# [Figure record extracts]
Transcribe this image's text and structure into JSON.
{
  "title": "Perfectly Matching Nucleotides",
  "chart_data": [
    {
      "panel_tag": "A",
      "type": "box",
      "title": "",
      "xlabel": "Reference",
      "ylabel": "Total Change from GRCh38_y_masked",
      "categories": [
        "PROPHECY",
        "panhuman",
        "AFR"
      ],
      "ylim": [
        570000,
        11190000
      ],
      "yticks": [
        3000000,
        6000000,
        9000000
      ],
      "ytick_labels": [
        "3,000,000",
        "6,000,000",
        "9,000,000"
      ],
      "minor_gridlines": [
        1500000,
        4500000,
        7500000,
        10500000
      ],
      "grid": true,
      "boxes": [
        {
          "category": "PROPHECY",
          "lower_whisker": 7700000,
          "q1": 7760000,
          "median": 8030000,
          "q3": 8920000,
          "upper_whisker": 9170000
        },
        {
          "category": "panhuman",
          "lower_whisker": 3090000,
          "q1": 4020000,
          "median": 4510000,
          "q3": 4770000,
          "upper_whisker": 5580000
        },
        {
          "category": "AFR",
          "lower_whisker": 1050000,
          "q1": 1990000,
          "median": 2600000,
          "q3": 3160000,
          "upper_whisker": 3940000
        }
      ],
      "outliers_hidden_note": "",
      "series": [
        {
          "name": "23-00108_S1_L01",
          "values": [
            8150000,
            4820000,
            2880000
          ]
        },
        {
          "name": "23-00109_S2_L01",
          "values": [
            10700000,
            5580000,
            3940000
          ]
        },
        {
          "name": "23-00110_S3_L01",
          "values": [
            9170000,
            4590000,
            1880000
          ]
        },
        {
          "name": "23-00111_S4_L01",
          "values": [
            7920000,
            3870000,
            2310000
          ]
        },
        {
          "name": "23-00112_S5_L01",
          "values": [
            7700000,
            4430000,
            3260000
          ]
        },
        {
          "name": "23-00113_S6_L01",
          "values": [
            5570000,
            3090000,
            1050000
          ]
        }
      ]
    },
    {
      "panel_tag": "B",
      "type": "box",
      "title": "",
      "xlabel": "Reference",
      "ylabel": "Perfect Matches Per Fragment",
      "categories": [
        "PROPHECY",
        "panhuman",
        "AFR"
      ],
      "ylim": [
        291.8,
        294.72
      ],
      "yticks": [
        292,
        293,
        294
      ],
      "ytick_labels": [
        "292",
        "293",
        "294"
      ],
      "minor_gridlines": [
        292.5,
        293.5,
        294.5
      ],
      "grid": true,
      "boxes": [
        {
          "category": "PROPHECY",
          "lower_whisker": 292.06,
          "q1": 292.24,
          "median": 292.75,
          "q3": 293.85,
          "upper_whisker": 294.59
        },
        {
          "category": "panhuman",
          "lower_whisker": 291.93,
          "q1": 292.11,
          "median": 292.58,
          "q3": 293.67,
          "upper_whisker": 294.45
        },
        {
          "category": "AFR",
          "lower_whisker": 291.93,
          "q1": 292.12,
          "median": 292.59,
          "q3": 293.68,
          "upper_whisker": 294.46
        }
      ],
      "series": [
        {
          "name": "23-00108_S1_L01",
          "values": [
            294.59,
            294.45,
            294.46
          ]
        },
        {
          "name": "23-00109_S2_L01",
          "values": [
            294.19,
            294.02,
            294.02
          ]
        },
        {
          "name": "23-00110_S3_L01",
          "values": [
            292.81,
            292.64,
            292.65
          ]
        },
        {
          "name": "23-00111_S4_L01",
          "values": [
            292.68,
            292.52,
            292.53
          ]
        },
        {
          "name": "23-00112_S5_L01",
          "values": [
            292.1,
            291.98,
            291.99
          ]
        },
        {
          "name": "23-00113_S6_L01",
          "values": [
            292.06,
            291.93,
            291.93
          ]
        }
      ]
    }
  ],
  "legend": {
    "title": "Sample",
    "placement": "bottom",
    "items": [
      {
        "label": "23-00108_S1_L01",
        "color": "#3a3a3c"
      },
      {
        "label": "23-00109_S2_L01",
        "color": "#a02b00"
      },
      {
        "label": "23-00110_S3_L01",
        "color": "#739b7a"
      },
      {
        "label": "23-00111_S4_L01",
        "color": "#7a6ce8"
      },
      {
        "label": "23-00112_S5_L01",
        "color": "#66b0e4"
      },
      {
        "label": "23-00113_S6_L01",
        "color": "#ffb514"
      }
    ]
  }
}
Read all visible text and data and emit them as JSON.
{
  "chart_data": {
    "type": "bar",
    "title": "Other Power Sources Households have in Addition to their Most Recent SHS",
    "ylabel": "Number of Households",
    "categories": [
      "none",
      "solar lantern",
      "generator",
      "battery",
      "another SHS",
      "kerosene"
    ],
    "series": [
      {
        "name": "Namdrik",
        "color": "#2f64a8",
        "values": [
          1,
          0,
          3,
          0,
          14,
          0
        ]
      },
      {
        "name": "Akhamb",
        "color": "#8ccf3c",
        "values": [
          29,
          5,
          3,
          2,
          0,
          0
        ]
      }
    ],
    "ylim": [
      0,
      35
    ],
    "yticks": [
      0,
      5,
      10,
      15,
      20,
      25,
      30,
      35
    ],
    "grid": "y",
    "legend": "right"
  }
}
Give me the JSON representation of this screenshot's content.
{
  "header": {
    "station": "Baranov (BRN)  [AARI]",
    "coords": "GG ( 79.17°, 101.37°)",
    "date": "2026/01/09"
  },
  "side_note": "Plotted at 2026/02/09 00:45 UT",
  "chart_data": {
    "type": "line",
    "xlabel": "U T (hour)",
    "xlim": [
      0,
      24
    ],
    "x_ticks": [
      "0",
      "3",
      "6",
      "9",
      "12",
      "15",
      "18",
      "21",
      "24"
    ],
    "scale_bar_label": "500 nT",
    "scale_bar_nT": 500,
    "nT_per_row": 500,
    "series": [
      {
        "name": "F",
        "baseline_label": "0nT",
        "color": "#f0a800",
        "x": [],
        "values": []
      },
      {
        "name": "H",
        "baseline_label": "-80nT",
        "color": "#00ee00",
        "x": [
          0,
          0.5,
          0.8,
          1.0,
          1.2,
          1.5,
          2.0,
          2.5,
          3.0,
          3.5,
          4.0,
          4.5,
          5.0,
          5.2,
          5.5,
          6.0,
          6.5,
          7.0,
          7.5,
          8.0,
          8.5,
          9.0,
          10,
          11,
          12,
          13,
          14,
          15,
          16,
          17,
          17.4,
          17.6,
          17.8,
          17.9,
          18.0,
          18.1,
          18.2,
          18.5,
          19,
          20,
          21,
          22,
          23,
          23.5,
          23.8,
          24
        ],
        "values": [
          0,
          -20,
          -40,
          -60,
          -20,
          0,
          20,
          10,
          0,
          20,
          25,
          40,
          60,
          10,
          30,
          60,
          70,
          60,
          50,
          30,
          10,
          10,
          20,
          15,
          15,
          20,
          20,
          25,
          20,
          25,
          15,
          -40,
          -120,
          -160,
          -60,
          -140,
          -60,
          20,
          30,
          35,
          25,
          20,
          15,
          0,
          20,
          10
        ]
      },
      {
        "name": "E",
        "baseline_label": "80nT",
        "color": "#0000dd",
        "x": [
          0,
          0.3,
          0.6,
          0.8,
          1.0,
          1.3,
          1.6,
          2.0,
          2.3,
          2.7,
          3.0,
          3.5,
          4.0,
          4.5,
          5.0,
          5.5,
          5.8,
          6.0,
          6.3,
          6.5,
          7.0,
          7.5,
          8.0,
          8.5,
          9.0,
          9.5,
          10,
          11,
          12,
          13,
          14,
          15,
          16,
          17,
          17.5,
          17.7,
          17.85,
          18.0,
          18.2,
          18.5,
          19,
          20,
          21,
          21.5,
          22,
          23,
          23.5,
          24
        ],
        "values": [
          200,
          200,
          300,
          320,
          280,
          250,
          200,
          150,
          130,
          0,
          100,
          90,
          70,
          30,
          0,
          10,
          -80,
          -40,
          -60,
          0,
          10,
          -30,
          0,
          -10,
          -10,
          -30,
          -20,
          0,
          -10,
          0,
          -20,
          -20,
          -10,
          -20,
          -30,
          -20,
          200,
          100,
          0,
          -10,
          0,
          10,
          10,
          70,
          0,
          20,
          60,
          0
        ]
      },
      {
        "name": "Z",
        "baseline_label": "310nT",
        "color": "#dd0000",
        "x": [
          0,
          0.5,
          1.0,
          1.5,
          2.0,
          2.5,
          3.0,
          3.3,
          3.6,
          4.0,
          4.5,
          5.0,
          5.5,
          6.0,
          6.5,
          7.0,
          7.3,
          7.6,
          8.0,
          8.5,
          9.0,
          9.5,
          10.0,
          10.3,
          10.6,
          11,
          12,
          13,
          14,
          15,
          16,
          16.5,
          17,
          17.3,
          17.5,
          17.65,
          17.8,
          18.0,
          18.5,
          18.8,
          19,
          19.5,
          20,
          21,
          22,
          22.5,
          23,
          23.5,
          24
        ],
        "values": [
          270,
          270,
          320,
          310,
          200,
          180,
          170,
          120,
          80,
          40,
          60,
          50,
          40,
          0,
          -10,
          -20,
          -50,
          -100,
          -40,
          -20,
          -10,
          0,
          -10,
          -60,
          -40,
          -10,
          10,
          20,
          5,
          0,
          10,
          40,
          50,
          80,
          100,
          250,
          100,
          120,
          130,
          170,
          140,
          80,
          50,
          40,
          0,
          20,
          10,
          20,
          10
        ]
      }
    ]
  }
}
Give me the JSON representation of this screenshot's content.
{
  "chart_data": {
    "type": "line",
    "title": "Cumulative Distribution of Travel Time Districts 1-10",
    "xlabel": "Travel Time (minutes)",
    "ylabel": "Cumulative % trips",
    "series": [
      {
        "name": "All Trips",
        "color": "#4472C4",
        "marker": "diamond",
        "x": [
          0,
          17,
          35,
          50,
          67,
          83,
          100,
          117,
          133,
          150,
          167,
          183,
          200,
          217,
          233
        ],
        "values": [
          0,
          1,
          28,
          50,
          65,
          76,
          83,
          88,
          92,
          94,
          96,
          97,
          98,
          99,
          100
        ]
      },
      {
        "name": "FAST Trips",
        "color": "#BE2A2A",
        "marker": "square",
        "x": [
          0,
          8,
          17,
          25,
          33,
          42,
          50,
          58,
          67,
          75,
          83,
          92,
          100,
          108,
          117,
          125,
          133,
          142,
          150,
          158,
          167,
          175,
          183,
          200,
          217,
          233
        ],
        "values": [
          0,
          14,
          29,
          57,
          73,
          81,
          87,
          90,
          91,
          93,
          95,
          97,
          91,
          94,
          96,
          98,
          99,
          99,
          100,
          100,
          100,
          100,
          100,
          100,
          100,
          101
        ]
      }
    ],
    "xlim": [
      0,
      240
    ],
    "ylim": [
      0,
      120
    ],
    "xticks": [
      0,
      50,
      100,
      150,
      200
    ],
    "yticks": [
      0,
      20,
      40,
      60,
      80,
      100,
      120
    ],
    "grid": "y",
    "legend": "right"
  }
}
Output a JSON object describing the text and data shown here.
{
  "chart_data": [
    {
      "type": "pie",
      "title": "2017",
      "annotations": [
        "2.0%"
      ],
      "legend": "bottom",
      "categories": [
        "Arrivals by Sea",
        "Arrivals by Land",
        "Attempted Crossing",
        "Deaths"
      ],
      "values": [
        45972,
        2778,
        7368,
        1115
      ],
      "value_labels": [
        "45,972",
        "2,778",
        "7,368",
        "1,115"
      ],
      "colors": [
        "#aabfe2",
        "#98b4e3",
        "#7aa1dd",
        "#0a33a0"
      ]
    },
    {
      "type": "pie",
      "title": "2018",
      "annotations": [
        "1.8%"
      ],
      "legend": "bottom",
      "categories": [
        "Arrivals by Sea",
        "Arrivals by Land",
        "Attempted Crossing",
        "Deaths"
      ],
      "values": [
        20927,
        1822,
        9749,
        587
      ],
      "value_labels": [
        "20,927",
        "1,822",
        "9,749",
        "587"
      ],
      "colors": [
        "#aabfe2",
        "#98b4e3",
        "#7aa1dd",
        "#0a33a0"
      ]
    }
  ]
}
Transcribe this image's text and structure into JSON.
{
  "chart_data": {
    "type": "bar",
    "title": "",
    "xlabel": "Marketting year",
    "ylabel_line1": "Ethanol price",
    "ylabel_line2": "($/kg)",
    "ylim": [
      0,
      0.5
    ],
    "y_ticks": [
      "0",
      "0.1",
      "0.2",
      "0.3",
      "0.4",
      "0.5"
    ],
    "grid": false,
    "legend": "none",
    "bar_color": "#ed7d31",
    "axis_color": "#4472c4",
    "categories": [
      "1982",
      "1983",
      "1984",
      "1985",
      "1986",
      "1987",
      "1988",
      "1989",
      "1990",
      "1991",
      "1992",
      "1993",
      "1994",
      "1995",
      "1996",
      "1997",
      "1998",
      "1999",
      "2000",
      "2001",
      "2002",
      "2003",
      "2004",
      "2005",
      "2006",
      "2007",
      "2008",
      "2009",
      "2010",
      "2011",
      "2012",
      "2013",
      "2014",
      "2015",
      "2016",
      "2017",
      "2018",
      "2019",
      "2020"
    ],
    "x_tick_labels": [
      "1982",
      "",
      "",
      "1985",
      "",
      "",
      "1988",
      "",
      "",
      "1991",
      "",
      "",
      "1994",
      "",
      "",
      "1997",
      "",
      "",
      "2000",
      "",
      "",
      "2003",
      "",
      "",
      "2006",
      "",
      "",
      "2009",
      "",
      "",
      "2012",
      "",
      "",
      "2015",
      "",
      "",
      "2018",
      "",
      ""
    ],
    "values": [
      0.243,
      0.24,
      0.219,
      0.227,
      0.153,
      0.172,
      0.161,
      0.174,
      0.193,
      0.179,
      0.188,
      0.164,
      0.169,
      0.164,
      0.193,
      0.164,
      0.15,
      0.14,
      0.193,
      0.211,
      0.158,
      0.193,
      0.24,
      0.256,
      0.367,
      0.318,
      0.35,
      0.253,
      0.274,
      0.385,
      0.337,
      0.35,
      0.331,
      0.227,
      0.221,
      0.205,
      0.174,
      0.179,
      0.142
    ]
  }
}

# [Aim]
Reply with nothing but a number: how many lines of the entries above contain the string "text"?

# [Correct response]
4